* [Task instructions]: Count the lines that hold the string "JSON". Reply with the number alone.

* [Stored records]:
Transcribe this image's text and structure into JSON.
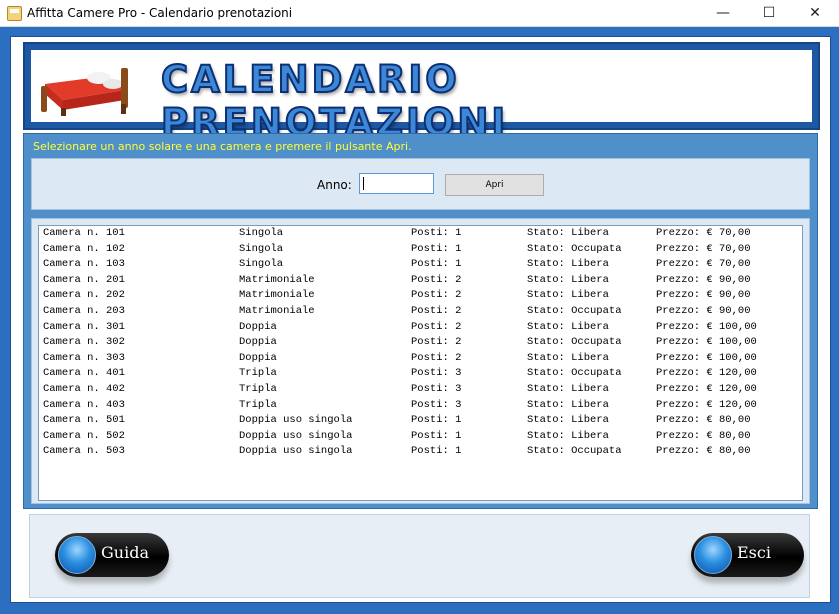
{
  "window": {
    "title": "Affitta Camere Pro - Calendario prenotazioni"
  },
  "titlebar": {
    "minimize": "—",
    "maximize": "☐",
    "close": "✕"
  },
  "header": {
    "title": "CALENDARIO PRENOTAZIONI"
  },
  "hint": "Selezionare un anno solare e una camera e premere il pulsante Apri.",
  "form": {
    "anno_label": "Anno:",
    "anno_value": "",
    "apri_label": "Apri"
  },
  "rooms": [
    {
      "camera": "Camera n. 101",
      "tipo": "Singola",
      "posti": "Posti: 1",
      "stato": "Stato: Libera",
      "prezzo": "Prezzo: € 70,00"
    },
    {
      "camera": "Camera n. 102",
      "tipo": "Singola",
      "posti": "Posti: 1",
      "stato": "Stato: Occupata",
      "prezzo": "Prezzo: € 70,00"
    },
    {
      "camera": "Camera n. 103",
      "tipo": "Singola",
      "posti": "Posti: 1",
      "stato": "Stato: Libera",
      "prezzo": "Prezzo: € 70,00"
    },
    {
      "camera": "Camera n. 201",
      "tipo": "Matrimoniale",
      "posti": "Posti: 2",
      "stato": "Stato: Libera",
      "prezzo": "Prezzo: € 90,00"
    },
    {
      "camera": "Camera n. 202",
      "tipo": "Matrimoniale",
      "posti": "Posti: 2",
      "stato": "Stato: Libera",
      "prezzo": "Prezzo: € 90,00"
    },
    {
      "camera": "Camera n. 203",
      "tipo": "Matrimoniale",
      "posti": "Posti: 2",
      "stato": "Stato: Occupata",
      "prezzo": "Prezzo: € 90,00"
    },
    {
      "camera": "Camera n. 301",
      "tipo": "Doppia",
      "posti": "Posti: 2",
      "stato": "Stato: Libera",
      "prezzo": "Prezzo: € 100,00"
    },
    {
      "camera": "Camera n. 302",
      "tipo": "Doppia",
      "posti": "Posti: 2",
      "stato": "Stato: Occupata",
      "prezzo": "Prezzo: € 100,00"
    },
    {
      "camera": "Camera n. 303",
      "tipo": "Doppia",
      "posti": "Posti: 2",
      "stato": "Stato: Libera",
      "prezzo": "Prezzo: € 100,00"
    },
    {
      "camera": "Camera n. 401",
      "tipo": "Tripla",
      "posti": "Posti: 3",
      "stato": "Stato: Occupata",
      "prezzo": "Prezzo: € 120,00"
    },
    {
      "camera": "Camera n. 402",
      "tipo": "Tripla",
      "posti": "Posti: 3",
      "stato": "Stato: Libera",
      "prezzo": "Prezzo: € 120,00"
    },
    {
      "camera": "Camera n. 403",
      "tipo": "Tripla",
      "posti": "Posti: 3",
      "stato": "Stato: Libera",
      "prezzo": "Prezzo: € 120,00"
    },
    {
      "camera": "Camera n. 501",
      "tipo": "Doppia uso singola",
      "posti": "Posti: 1",
      "stato": "Stato: Libera",
      "prezzo": "Prezzo: € 80,00"
    },
    {
      "camera": "Camera n. 502",
      "tipo": "Doppia uso singola",
      "posti": "Posti: 1",
      "stato": "Stato: Libera",
      "prezzo": "Prezzo: € 80,00"
    },
    {
      "camera": "Camera n. 503",
      "tipo": "Doppia uso singola",
      "posti": "Posti: 1",
      "stato": "Stato: Occupata",
      "prezzo": "Prezzo: € 80,00"
    }
  ],
  "buttons": {
    "guida": "Guida",
    "esci": "Esci"
  },
  "icons": {
    "app": "app-icon",
    "bed": "bed-icon",
    "orb": "blue-orb-icon"
  },
  "colors": {
    "frame": "#2c6fc0",
    "panel": "#4f8fca",
    "hint": "#ffff33",
    "title_fill": "#3c88d6"
  }
}
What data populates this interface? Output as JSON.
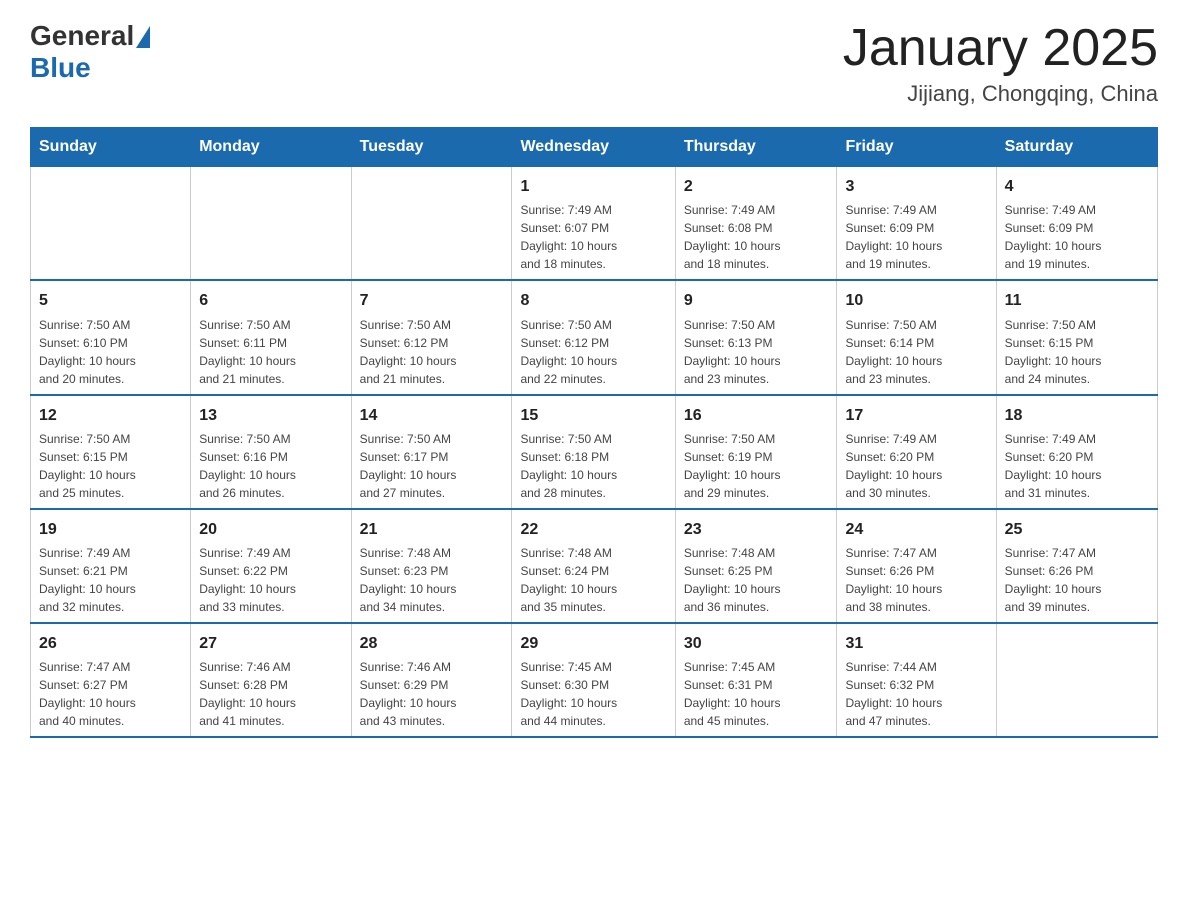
{
  "header": {
    "logo_general": "General",
    "logo_blue": "Blue",
    "month_title": "January 2025",
    "location": "Jijiang, Chongqing, China"
  },
  "days_of_week": [
    "Sunday",
    "Monday",
    "Tuesday",
    "Wednesday",
    "Thursday",
    "Friday",
    "Saturday"
  ],
  "weeks": [
    [
      {
        "day": "",
        "info": ""
      },
      {
        "day": "",
        "info": ""
      },
      {
        "day": "",
        "info": ""
      },
      {
        "day": "1",
        "info": "Sunrise: 7:49 AM\nSunset: 6:07 PM\nDaylight: 10 hours\nand 18 minutes."
      },
      {
        "day": "2",
        "info": "Sunrise: 7:49 AM\nSunset: 6:08 PM\nDaylight: 10 hours\nand 18 minutes."
      },
      {
        "day": "3",
        "info": "Sunrise: 7:49 AM\nSunset: 6:09 PM\nDaylight: 10 hours\nand 19 minutes."
      },
      {
        "day": "4",
        "info": "Sunrise: 7:49 AM\nSunset: 6:09 PM\nDaylight: 10 hours\nand 19 minutes."
      }
    ],
    [
      {
        "day": "5",
        "info": "Sunrise: 7:50 AM\nSunset: 6:10 PM\nDaylight: 10 hours\nand 20 minutes."
      },
      {
        "day": "6",
        "info": "Sunrise: 7:50 AM\nSunset: 6:11 PM\nDaylight: 10 hours\nand 21 minutes."
      },
      {
        "day": "7",
        "info": "Sunrise: 7:50 AM\nSunset: 6:12 PM\nDaylight: 10 hours\nand 21 minutes."
      },
      {
        "day": "8",
        "info": "Sunrise: 7:50 AM\nSunset: 6:12 PM\nDaylight: 10 hours\nand 22 minutes."
      },
      {
        "day": "9",
        "info": "Sunrise: 7:50 AM\nSunset: 6:13 PM\nDaylight: 10 hours\nand 23 minutes."
      },
      {
        "day": "10",
        "info": "Sunrise: 7:50 AM\nSunset: 6:14 PM\nDaylight: 10 hours\nand 23 minutes."
      },
      {
        "day": "11",
        "info": "Sunrise: 7:50 AM\nSunset: 6:15 PM\nDaylight: 10 hours\nand 24 minutes."
      }
    ],
    [
      {
        "day": "12",
        "info": "Sunrise: 7:50 AM\nSunset: 6:15 PM\nDaylight: 10 hours\nand 25 minutes."
      },
      {
        "day": "13",
        "info": "Sunrise: 7:50 AM\nSunset: 6:16 PM\nDaylight: 10 hours\nand 26 minutes."
      },
      {
        "day": "14",
        "info": "Sunrise: 7:50 AM\nSunset: 6:17 PM\nDaylight: 10 hours\nand 27 minutes."
      },
      {
        "day": "15",
        "info": "Sunrise: 7:50 AM\nSunset: 6:18 PM\nDaylight: 10 hours\nand 28 minutes."
      },
      {
        "day": "16",
        "info": "Sunrise: 7:50 AM\nSunset: 6:19 PM\nDaylight: 10 hours\nand 29 minutes."
      },
      {
        "day": "17",
        "info": "Sunrise: 7:49 AM\nSunset: 6:20 PM\nDaylight: 10 hours\nand 30 minutes."
      },
      {
        "day": "18",
        "info": "Sunrise: 7:49 AM\nSunset: 6:20 PM\nDaylight: 10 hours\nand 31 minutes."
      }
    ],
    [
      {
        "day": "19",
        "info": "Sunrise: 7:49 AM\nSunset: 6:21 PM\nDaylight: 10 hours\nand 32 minutes."
      },
      {
        "day": "20",
        "info": "Sunrise: 7:49 AM\nSunset: 6:22 PM\nDaylight: 10 hours\nand 33 minutes."
      },
      {
        "day": "21",
        "info": "Sunrise: 7:48 AM\nSunset: 6:23 PM\nDaylight: 10 hours\nand 34 minutes."
      },
      {
        "day": "22",
        "info": "Sunrise: 7:48 AM\nSunset: 6:24 PM\nDaylight: 10 hours\nand 35 minutes."
      },
      {
        "day": "23",
        "info": "Sunrise: 7:48 AM\nSunset: 6:25 PM\nDaylight: 10 hours\nand 36 minutes."
      },
      {
        "day": "24",
        "info": "Sunrise: 7:47 AM\nSunset: 6:26 PM\nDaylight: 10 hours\nand 38 minutes."
      },
      {
        "day": "25",
        "info": "Sunrise: 7:47 AM\nSunset: 6:26 PM\nDaylight: 10 hours\nand 39 minutes."
      }
    ],
    [
      {
        "day": "26",
        "info": "Sunrise: 7:47 AM\nSunset: 6:27 PM\nDaylight: 10 hours\nand 40 minutes."
      },
      {
        "day": "27",
        "info": "Sunrise: 7:46 AM\nSunset: 6:28 PM\nDaylight: 10 hours\nand 41 minutes."
      },
      {
        "day": "28",
        "info": "Sunrise: 7:46 AM\nSunset: 6:29 PM\nDaylight: 10 hours\nand 43 minutes."
      },
      {
        "day": "29",
        "info": "Sunrise: 7:45 AM\nSunset: 6:30 PM\nDaylight: 10 hours\nand 44 minutes."
      },
      {
        "day": "30",
        "info": "Sunrise: 7:45 AM\nSunset: 6:31 PM\nDaylight: 10 hours\nand 45 minutes."
      },
      {
        "day": "31",
        "info": "Sunrise: 7:44 AM\nSunset: 6:32 PM\nDaylight: 10 hours\nand 47 minutes."
      },
      {
        "day": "",
        "info": ""
      }
    ]
  ],
  "colors": {
    "header_bg": "#1a6aad",
    "header_text": "#ffffff",
    "border": "#1a6aad",
    "day_number_color": "#222222",
    "info_color": "#444444"
  }
}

* [Complete response]: 2